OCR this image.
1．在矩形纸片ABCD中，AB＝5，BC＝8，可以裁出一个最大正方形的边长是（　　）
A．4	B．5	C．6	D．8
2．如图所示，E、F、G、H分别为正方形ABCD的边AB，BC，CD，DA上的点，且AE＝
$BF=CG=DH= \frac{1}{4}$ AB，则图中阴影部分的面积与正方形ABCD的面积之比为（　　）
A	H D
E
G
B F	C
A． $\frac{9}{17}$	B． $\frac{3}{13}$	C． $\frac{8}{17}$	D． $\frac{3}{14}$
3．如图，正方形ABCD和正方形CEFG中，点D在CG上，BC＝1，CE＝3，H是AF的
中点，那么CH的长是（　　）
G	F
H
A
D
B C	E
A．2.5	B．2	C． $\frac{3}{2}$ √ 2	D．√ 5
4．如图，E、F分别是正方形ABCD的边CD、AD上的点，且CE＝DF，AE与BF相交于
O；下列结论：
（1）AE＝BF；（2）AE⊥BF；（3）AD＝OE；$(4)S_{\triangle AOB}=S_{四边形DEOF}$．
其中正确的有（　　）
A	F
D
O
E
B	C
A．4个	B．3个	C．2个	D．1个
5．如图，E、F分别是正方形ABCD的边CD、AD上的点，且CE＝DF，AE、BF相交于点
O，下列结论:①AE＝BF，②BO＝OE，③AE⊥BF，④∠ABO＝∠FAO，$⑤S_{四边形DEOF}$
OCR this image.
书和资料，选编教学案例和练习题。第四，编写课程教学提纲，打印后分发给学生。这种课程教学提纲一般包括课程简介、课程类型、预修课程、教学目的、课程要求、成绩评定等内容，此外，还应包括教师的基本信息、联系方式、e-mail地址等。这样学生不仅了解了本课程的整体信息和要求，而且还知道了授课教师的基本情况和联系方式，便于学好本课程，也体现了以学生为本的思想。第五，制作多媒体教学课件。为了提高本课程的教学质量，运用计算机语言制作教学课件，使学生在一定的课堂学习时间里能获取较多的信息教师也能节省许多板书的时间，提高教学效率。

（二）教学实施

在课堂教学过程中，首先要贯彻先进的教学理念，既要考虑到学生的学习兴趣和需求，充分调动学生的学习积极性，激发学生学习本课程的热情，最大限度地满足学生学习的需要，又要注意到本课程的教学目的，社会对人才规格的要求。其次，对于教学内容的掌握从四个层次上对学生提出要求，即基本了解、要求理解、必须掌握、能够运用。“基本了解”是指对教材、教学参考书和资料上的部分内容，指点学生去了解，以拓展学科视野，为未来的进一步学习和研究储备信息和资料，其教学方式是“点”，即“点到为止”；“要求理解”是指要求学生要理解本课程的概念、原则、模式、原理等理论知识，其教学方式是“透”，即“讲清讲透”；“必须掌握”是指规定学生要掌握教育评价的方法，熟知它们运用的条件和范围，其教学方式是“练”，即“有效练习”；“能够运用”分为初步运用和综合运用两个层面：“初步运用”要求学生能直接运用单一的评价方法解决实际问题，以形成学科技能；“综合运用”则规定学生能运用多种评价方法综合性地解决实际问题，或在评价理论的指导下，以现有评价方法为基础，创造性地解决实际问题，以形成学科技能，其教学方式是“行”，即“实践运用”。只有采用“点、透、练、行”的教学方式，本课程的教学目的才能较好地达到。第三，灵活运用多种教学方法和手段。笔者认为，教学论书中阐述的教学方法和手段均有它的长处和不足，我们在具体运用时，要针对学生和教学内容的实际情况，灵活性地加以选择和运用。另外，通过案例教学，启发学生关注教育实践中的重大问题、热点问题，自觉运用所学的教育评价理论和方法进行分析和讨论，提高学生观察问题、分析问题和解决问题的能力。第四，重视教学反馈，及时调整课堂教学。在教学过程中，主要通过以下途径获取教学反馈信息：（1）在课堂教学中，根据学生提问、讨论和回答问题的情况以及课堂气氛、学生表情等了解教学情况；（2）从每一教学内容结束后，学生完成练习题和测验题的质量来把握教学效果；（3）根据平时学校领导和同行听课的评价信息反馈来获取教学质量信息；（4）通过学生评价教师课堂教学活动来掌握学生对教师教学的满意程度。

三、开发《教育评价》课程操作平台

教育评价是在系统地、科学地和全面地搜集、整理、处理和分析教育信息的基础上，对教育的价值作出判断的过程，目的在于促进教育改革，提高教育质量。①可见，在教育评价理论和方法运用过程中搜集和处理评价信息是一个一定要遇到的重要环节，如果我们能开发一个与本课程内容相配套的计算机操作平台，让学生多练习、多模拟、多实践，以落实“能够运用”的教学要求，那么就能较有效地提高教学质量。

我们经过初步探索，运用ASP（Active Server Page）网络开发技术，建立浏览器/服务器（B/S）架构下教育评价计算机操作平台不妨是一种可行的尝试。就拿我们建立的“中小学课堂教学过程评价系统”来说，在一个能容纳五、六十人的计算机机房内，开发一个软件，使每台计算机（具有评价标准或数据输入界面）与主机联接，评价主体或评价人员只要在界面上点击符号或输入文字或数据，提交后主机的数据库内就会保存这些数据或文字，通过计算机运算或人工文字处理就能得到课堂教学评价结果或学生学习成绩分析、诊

────────────────

» What the exercise asks:
For each line of the entries that includes "四边形DEOF", show that line.

» Problem solution:
（1）AE＝BF；（2）AE⊥BF；（3）AD＝OE；$(4)S_{\triangle AOB}=S_{四边形DEOF}$．
O，下列结论:①AE＝BF，②BO＝OE，③AE⊥BF，④∠ABO＝∠FAO，$⑤S_{四边形DEOF}$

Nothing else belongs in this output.